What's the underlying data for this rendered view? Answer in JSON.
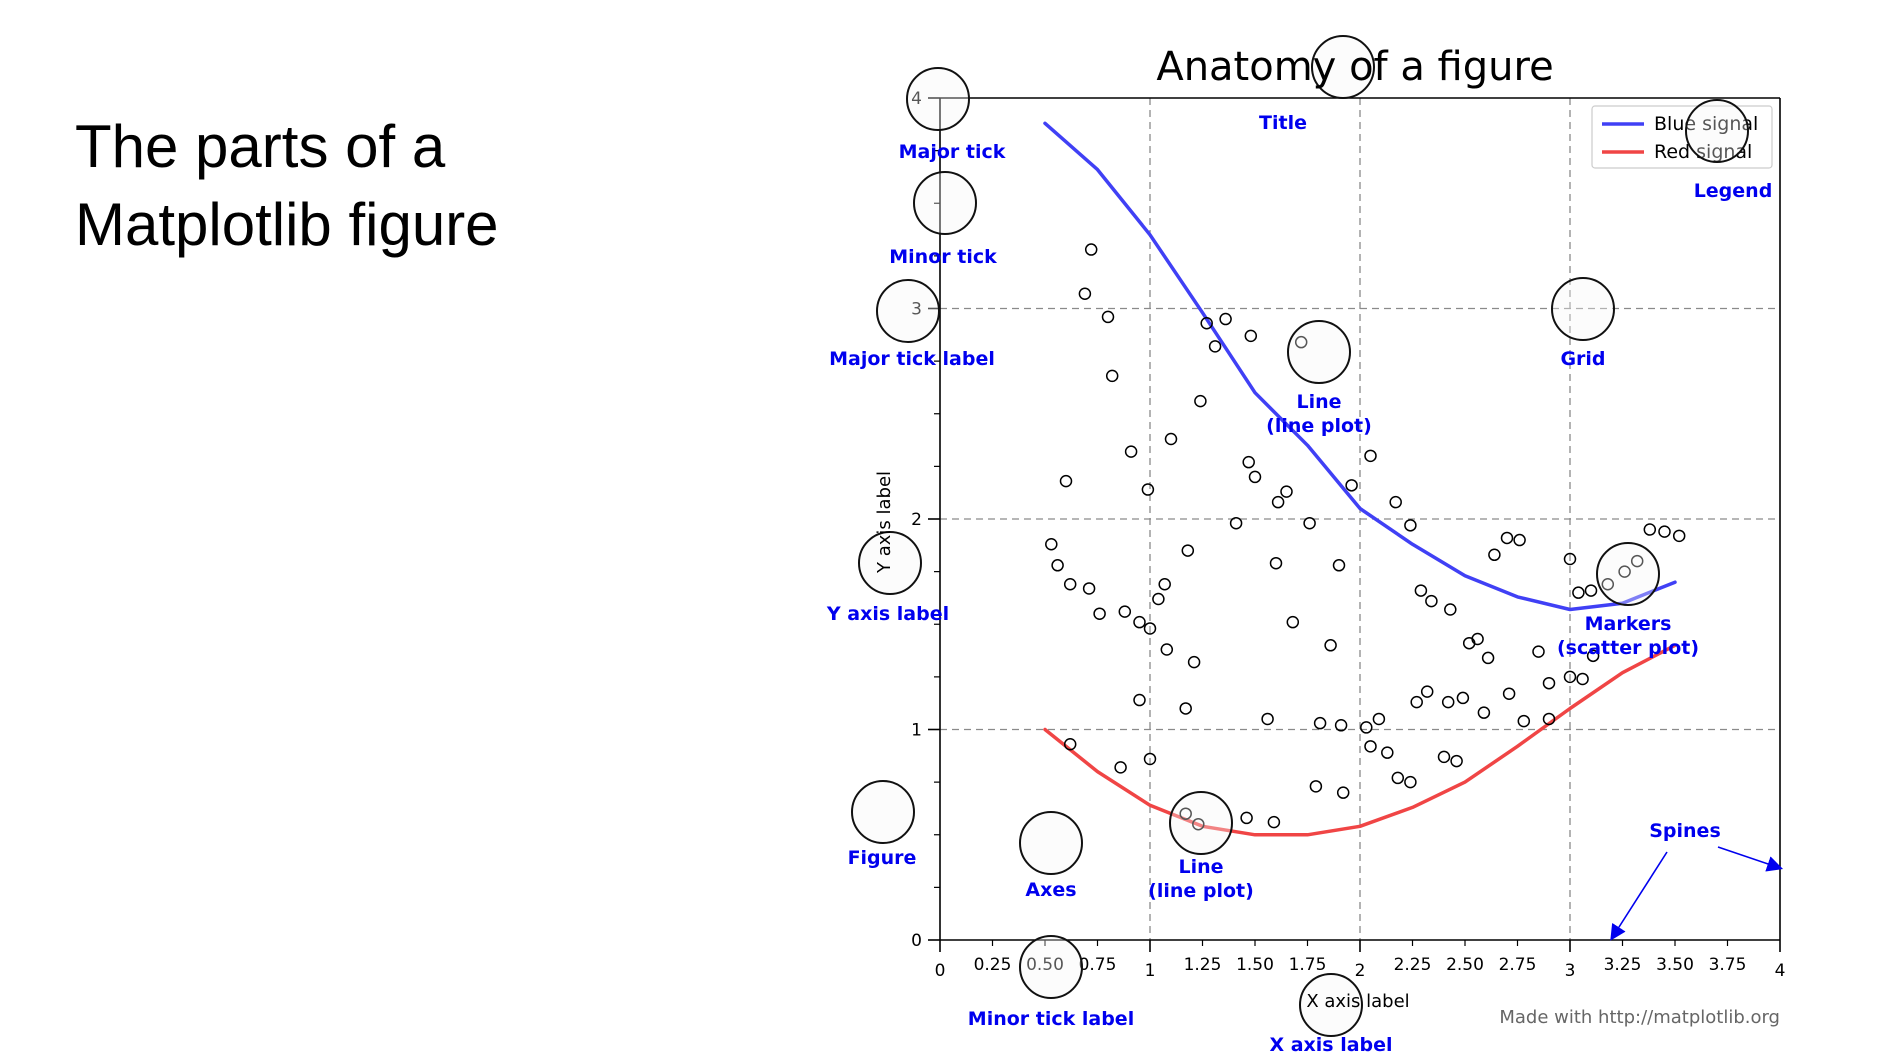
{
  "slide": {
    "title": "The parts of a Matplotlib figure"
  },
  "colors": {
    "annotation": "#0000ee",
    "blue_line": "#4040f5",
    "red_line": "#f04545",
    "grid": "#8a8a8a",
    "circle_fill": "#f7f7f7"
  },
  "chart_data": {
    "type": "line",
    "title": "Anatomy of a figure",
    "xlabel": "X axis label",
    "ylabel": "Y axis label",
    "xlim": [
      0,
      4
    ],
    "ylim": [
      0,
      4
    ],
    "grid": true,
    "legend_position": "top-right",
    "x_major_ticks": [
      0,
      1,
      2,
      3,
      4
    ],
    "x_minor_ticks": [
      0.25,
      0.5,
      0.75,
      1.25,
      1.5,
      1.75,
      2.25,
      2.5,
      2.75,
      3.25,
      3.5,
      3.75
    ],
    "x_major_tick_labels": [
      "0",
      "1",
      "2",
      "3",
      "4"
    ],
    "x_minor_tick_labels": [
      "0.25",
      "0.50",
      "0.75",
      "1.25",
      "1.50",
      "1.75",
      "2.25",
      "2.50",
      "2.75",
      "3.25",
      "3.50",
      "3.75"
    ],
    "y_major_ticks": [
      0,
      1,
      2,
      3,
      4
    ],
    "y_minor_ticks": [
      0.25,
      0.5,
      0.75,
      1.25,
      1.5,
      1.75,
      2.25,
      2.5,
      2.75,
      3.25,
      3.5,
      3.75
    ],
    "y_major_tick_labels": [
      "0",
      "1",
      "2",
      "3",
      "4"
    ],
    "series": [
      {
        "name": "Blue signal",
        "kind": "line",
        "color": "#4040f5",
        "x": [
          0.5,
          0.75,
          1.0,
          1.25,
          1.5,
          1.75,
          2.0,
          2.25,
          2.5,
          2.75,
          3.0,
          3.25,
          3.5
        ],
        "y": [
          3.88,
          3.66,
          3.35,
          2.98,
          2.6,
          2.35,
          2.05,
          1.88,
          1.73,
          1.63,
          1.57,
          1.6,
          1.7
        ]
      },
      {
        "name": "Red signal",
        "kind": "line",
        "color": "#f04545",
        "x": [
          0.5,
          0.75,
          1.0,
          1.25,
          1.5,
          1.75,
          2.0,
          2.25,
          2.5,
          2.75,
          3.0,
          3.25,
          3.5
        ],
        "y": [
          1.0,
          0.8,
          0.64,
          0.54,
          0.5,
          0.5,
          0.54,
          0.63,
          0.75,
          0.92,
          1.1,
          1.27,
          1.4
        ]
      },
      {
        "name": "scatter",
        "kind": "scatter",
        "points": [
          [
            0.72,
            3.28
          ],
          [
            0.69,
            3.07
          ],
          [
            0.8,
            2.96
          ],
          [
            0.82,
            2.68
          ],
          [
            0.6,
            2.18
          ],
          [
            0.53,
            1.88
          ],
          [
            0.56,
            1.78
          ],
          [
            0.62,
            1.69
          ],
          [
            0.71,
            1.67
          ],
          [
            0.76,
            1.55
          ],
          [
            0.88,
            1.56
          ],
          [
            0.95,
            1.51
          ],
          [
            0.91,
            2.32
          ],
          [
            0.99,
            2.14
          ],
          [
            1.1,
            2.38
          ],
          [
            1.07,
            1.69
          ],
          [
            1.04,
            1.62
          ],
          [
            1.0,
            1.48
          ],
          [
            1.18,
            1.85
          ],
          [
            1.24,
            2.56
          ],
          [
            1.27,
            2.93
          ],
          [
            1.31,
            2.82
          ],
          [
            1.36,
            2.95
          ],
          [
            1.48,
            2.87
          ],
          [
            1.72,
            2.84
          ],
          [
            1.41,
            1.98
          ],
          [
            1.47,
            2.27
          ],
          [
            1.5,
            2.2
          ],
          [
            1.61,
            2.08
          ],
          [
            1.65,
            2.13
          ],
          [
            1.76,
            1.98
          ],
          [
            1.6,
            1.79
          ],
          [
            1.68,
            1.51
          ],
          [
            1.86,
            1.4
          ],
          [
            1.9,
            1.78
          ],
          [
            1.96,
            2.16
          ],
          [
            2.05,
            2.3
          ],
          [
            2.17,
            2.08
          ],
          [
            2.24,
            1.97
          ],
          [
            2.29,
            1.66
          ],
          [
            2.34,
            1.61
          ],
          [
            2.43,
            1.57
          ],
          [
            2.52,
            1.41
          ],
          [
            2.56,
            1.43
          ],
          [
            2.61,
            1.34
          ],
          [
            2.64,
            1.83
          ],
          [
            2.7,
            1.91
          ],
          [
            2.76,
            1.9
          ],
          [
            2.85,
            1.37
          ],
          [
            2.9,
            1.22
          ],
          [
            3.0,
            1.81
          ],
          [
            3.04,
            1.65
          ],
          [
            3.1,
            1.66
          ],
          [
            3.18,
            1.69
          ],
          [
            3.26,
            1.75
          ],
          [
            3.32,
            1.8
          ],
          [
            3.38,
            1.95
          ],
          [
            3.45,
            1.94
          ],
          [
            3.52,
            1.92
          ],
          [
            3.0,
            1.25
          ],
          [
            3.06,
            1.24
          ],
          [
            3.11,
            1.35
          ],
          [
            2.9,
            1.05
          ],
          [
            2.78,
            1.04
          ],
          [
            2.71,
            1.17
          ],
          [
            2.59,
            1.08
          ],
          [
            2.49,
            1.15
          ],
          [
            2.42,
            1.13
          ],
          [
            2.32,
            1.18
          ],
          [
            2.27,
            1.13
          ],
          [
            2.09,
            1.05
          ],
          [
            2.03,
            1.01
          ],
          [
            1.91,
            1.02
          ],
          [
            1.81,
            1.03
          ],
          [
            1.56,
            1.05
          ],
          [
            1.17,
            1.1
          ],
          [
            1.21,
            1.32
          ],
          [
            1.08,
            1.38
          ],
          [
            0.95,
            1.14
          ],
          [
            0.62,
            0.93
          ],
          [
            0.86,
            0.82
          ],
          [
            1.0,
            0.86
          ],
          [
            1.46,
            0.58
          ],
          [
            1.59,
            0.56
          ],
          [
            1.79,
            0.73
          ],
          [
            1.92,
            0.7
          ],
          [
            2.05,
            0.92
          ],
          [
            2.13,
            0.89
          ],
          [
            2.18,
            0.77
          ],
          [
            2.24,
            0.75
          ],
          [
            2.4,
            0.87
          ],
          [
            2.46,
            0.85
          ],
          [
            1.17,
            0.6
          ],
          [
            1.23,
            0.55
          ]
        ]
      }
    ],
    "credit": "Made with http://matplotlib.org"
  },
  "annotations": [
    {
      "id": "title",
      "label": "Title"
    },
    {
      "id": "major-tick",
      "label": "Major tick"
    },
    {
      "id": "minor-tick",
      "label": "Minor tick"
    },
    {
      "id": "major-tick-label",
      "label": "Major tick label"
    },
    {
      "id": "grid",
      "label": "Grid"
    },
    {
      "id": "legend",
      "label": "Legend"
    },
    {
      "id": "line-upper",
      "label": "Line",
      "sublabel": "(line plot)"
    },
    {
      "id": "y-axis-label",
      "label": "Y axis label"
    },
    {
      "id": "markers",
      "label": "Markers",
      "sublabel": "(scatter plot)"
    },
    {
      "id": "figure",
      "label": "Figure"
    },
    {
      "id": "axes",
      "label": "Axes"
    },
    {
      "id": "line-lower",
      "label": "Line",
      "sublabel": "(line plot)"
    },
    {
      "id": "spines",
      "label": "Spines"
    },
    {
      "id": "minor-tick-label",
      "label": "Minor tick label"
    },
    {
      "id": "x-axis-label",
      "label": "X axis label"
    }
  ]
}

:::::

Leave out the pictures and print every line of the data exactly.

What's the underlying data for this rendered view? Answer in JSON.
{
  "slide": {
    "title": "The parts of a Matplotlib figure"
  },
  "colors": {
    "annotation": "#0000ee",
    "blue_line": "#4040f5",
    "red_line": "#f04545",
    "grid": "#8a8a8a",
    "circle_fill": "#f7f7f7"
  },
  "chart_data": {
    "type": "line",
    "title": "Anatomy of a figure",
    "xlabel": "X axis label",
    "ylabel": "Y axis label",
    "xlim": [
      0,
      4
    ],
    "ylim": [
      0,
      4
    ],
    "grid": true,
    "legend_position": "top-right",
    "x_major_ticks": [
      0,
      1,
      2,
      3,
      4
    ],
    "x_minor_ticks": [
      0.25,
      0.5,
      0.75,
      1.25,
      1.5,
      1.75,
      2.25,
      2.5,
      2.75,
      3.25,
      3.5,
      3.75
    ],
    "x_major_tick_labels": [
      "0",
      "1",
      "2",
      "3",
      "4"
    ],
    "x_minor_tick_labels": [
      "0.25",
      "0.50",
      "0.75",
      "1.25",
      "1.50",
      "1.75",
      "2.25",
      "2.50",
      "2.75",
      "3.25",
      "3.50",
      "3.75"
    ],
    "y_major_ticks": [
      0,
      1,
      2,
      3,
      4
    ],
    "y_minor_ticks": [
      0.25,
      0.5,
      0.75,
      1.25,
      1.5,
      1.75,
      2.25,
      2.5,
      2.75,
      3.25,
      3.5,
      3.75
    ],
    "y_major_tick_labels": [
      "0",
      "1",
      "2",
      "3",
      "4"
    ],
    "series": [
      {
        "name": "Blue signal",
        "kind": "line",
        "color": "#4040f5",
        "x": [
          0.5,
          0.75,
          1.0,
          1.25,
          1.5,
          1.75,
          2.0,
          2.25,
          2.5,
          2.75,
          3.0,
          3.25,
          3.5
        ],
        "y": [
          3.88,
          3.66,
          3.35,
          2.98,
          2.6,
          2.35,
          2.05,
          1.88,
          1.73,
          1.63,
          1.57,
          1.6,
          1.7
        ]
      },
      {
        "name": "Red signal",
        "kind": "line",
        "color": "#f04545",
        "x": [
          0.5,
          0.75,
          1.0,
          1.25,
          1.5,
          1.75,
          2.0,
          2.25,
          2.5,
          2.75,
          3.0,
          3.25,
          3.5
        ],
        "y": [
          1.0,
          0.8,
          0.64,
          0.54,
          0.5,
          0.5,
          0.54,
          0.63,
          0.75,
          0.92,
          1.1,
          1.27,
          1.4
        ]
      },
      {
        "name": "scatter",
        "kind": "scatter",
        "points": [
          [
            0.72,
            3.28
          ],
          [
            0.69,
            3.07
          ],
          [
            0.8,
            2.96
          ],
          [
            0.82,
            2.68
          ],
          [
            0.6,
            2.18
          ],
          [
            0.53,
            1.88
          ],
          [
            0.56,
            1.78
          ],
          [
            0.62,
            1.69
          ],
          [
            0.71,
            1.67
          ],
          [
            0.76,
            1.55
          ],
          [
            0.88,
            1.56
          ],
          [
            0.95,
            1.51
          ],
          [
            0.91,
            2.32
          ],
          [
            0.99,
            2.14
          ],
          [
            1.1,
            2.38
          ],
          [
            1.07,
            1.69
          ],
          [
            1.04,
            1.62
          ],
          [
            1.0,
            1.48
          ],
          [
            1.18,
            1.85
          ],
          [
            1.24,
            2.56
          ],
          [
            1.27,
            2.93
          ],
          [
            1.31,
            2.82
          ],
          [
            1.36,
            2.95
          ],
          [
            1.48,
            2.87
          ],
          [
            1.72,
            2.84
          ],
          [
            1.41,
            1.98
          ],
          [
            1.47,
            2.27
          ],
          [
            1.5,
            2.2
          ],
          [
            1.61,
            2.08
          ],
          [
            1.65,
            2.13
          ],
          [
            1.76,
            1.98
          ],
          [
            1.6,
            1.79
          ],
          [
            1.68,
            1.51
          ],
          [
            1.86,
            1.4
          ],
          [
            1.9,
            1.78
          ],
          [
            1.96,
            2.16
          ],
          [
            2.05,
            2.3
          ],
          [
            2.17,
            2.08
          ],
          [
            2.24,
            1.97
          ],
          [
            2.29,
            1.66
          ],
          [
            2.34,
            1.61
          ],
          [
            2.43,
            1.57
          ],
          [
            2.52,
            1.41
          ],
          [
            2.56,
            1.43
          ],
          [
            2.61,
            1.34
          ],
          [
            2.64,
            1.83
          ],
          [
            2.7,
            1.91
          ],
          [
            2.76,
            1.9
          ],
          [
            2.85,
            1.37
          ],
          [
            2.9,
            1.22
          ],
          [
            3.0,
            1.81
          ],
          [
            3.04,
            1.65
          ],
          [
            3.1,
            1.66
          ],
          [
            3.18,
            1.69
          ],
          [
            3.26,
            1.75
          ],
          [
            3.32,
            1.8
          ],
          [
            3.38,
            1.95
          ],
          [
            3.45,
            1.94
          ],
          [
            3.52,
            1.92
          ],
          [
            3.0,
            1.25
          ],
          [
            3.06,
            1.24
          ],
          [
            3.11,
            1.35
          ],
          [
            2.9,
            1.05
          ],
          [
            2.78,
            1.04
          ],
          [
            2.71,
            1.17
          ],
          [
            2.59,
            1.08
          ],
          [
            2.49,
            1.15
          ],
          [
            2.42,
            1.13
          ],
          [
            2.32,
            1.18
          ],
          [
            2.27,
            1.13
          ],
          [
            2.09,
            1.05
          ],
          [
            2.03,
            1.01
          ],
          [
            1.91,
            1.02
          ],
          [
            1.81,
            1.03
          ],
          [
            1.56,
            1.05
          ],
          [
            1.17,
            1.1
          ],
          [
            1.21,
            1.32
          ],
          [
            1.08,
            1.38
          ],
          [
            0.95,
            1.14
          ],
          [
            0.62,
            0.93
          ],
          [
            0.86,
            0.82
          ],
          [
            1.0,
            0.86
          ],
          [
            1.46,
            0.58
          ],
          [
            1.59,
            0.56
          ],
          [
            1.79,
            0.73
          ],
          [
            1.92,
            0.7
          ],
          [
            2.05,
            0.92
          ],
          [
            2.13,
            0.89
          ],
          [
            2.18,
            0.77
          ],
          [
            2.24,
            0.75
          ],
          [
            2.4,
            0.87
          ],
          [
            2.46,
            0.85
          ],
          [
            1.17,
            0.6
          ],
          [
            1.23,
            0.55
          ]
        ]
      }
    ],
    "credit": "Made with http://matplotlib.org"
  },
  "annotations": [
    {
      "id": "title",
      "label": "Title"
    },
    {
      "id": "major-tick",
      "label": "Major tick"
    },
    {
      "id": "minor-tick",
      "label": "Minor tick"
    },
    {
      "id": "major-tick-label",
      "label": "Major tick label"
    },
    {
      "id": "grid",
      "label": "Grid"
    },
    {
      "id": "legend",
      "label": "Legend"
    },
    {
      "id": "line-upper",
      "label": "Line",
      "sublabel": "(line plot)"
    },
    {
      "id": "y-axis-label",
      "label": "Y axis label"
    },
    {
      "id": "markers",
      "label": "Markers",
      "sublabel": "(scatter plot)"
    },
    {
      "id": "figure",
      "label": "Figure"
    },
    {
      "id": "axes",
      "label": "Axes"
    },
    {
      "id": "line-lower",
      "label": "Line",
      "sublabel": "(line plot)"
    },
    {
      "id": "spines",
      "label": "Spines"
    },
    {
      "id": "minor-tick-label",
      "label": "Minor tick label"
    },
    {
      "id": "x-axis-label",
      "label": "X axis label"
    }
  ]
}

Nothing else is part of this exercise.